++++ GIVEN DATA

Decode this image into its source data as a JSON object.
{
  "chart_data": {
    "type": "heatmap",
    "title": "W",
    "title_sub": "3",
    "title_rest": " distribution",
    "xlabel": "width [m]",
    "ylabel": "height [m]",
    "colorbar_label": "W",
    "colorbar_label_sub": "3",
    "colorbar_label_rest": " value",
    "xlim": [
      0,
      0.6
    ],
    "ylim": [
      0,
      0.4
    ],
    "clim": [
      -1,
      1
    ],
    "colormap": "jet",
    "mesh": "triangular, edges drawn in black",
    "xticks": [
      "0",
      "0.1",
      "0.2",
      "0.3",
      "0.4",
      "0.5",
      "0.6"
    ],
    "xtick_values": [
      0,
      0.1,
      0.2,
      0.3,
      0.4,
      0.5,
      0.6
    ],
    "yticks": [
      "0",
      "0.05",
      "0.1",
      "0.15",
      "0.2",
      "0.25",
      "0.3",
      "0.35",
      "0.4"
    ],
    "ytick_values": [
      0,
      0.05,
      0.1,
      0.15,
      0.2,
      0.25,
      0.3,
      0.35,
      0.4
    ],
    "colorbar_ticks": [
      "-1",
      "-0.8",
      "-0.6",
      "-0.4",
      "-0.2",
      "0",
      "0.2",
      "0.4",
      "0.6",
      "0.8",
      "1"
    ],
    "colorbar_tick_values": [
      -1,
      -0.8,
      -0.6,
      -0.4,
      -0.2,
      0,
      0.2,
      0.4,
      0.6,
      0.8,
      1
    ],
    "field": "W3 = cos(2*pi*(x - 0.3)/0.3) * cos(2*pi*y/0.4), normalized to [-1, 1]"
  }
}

++++++++

§ GIVEN PROBLEM: Without leaving anything out, give the entries again exactly.

§ THE RESULT:
Decode this image into its source data as a JSON object.
{
  "chart_data": {
    "type": "heatmap",
    "title": "W",
    "title_sub": "3",
    "title_rest": " distribution",
    "xlabel": "width [m]",
    "ylabel": "height [m]",
    "colorbar_label": "W",
    "colorbar_label_sub": "3",
    "colorbar_label_rest": " value",
    "xlim": [
      0,
      0.6
    ],
    "ylim": [
      0,
      0.4
    ],
    "clim": [
      -1,
      1
    ],
    "colormap": "jet",
    "mesh": "triangular, edges drawn in black",
    "xticks": [
      "0",
      "0.1",
      "0.2",
      "0.3",
      "0.4",
      "0.5",
      "0.6"
    ],
    "xtick_values": [
      0,
      0.1,
      0.2,
      0.3,
      0.4,
      0.5,
      0.6
    ],
    "yticks": [
      "0",
      "0.05",
      "0.1",
      "0.15",
      "0.2",
      "0.25",
      "0.3",
      "0.35",
      "0.4"
    ],
    "ytick_values": [
      0,
      0.05,
      0.1,
      0.15,
      0.2,
      0.25,
      0.3,
      0.35,
      0.4
    ],
    "colorbar_ticks": [
      "-1",
      "-0.8",
      "-0.6",
      "-0.4",
      "-0.2",
      "0",
      "0.2",
      "0.4",
      "0.6",
      "0.8",
      "1"
    ],
    "colorbar_tick_values": [
      -1,
      -0.8,
      -0.6,
      -0.4,
      -0.2,
      0,
      0.2,
      0.4,
      0.6,
      0.8,
      1
    ],
    "field": "W3 = cos(2*pi*(x - 0.3)/0.3) * cos(2*pi*y/0.4), normalized to [-1, 1]"
  }
}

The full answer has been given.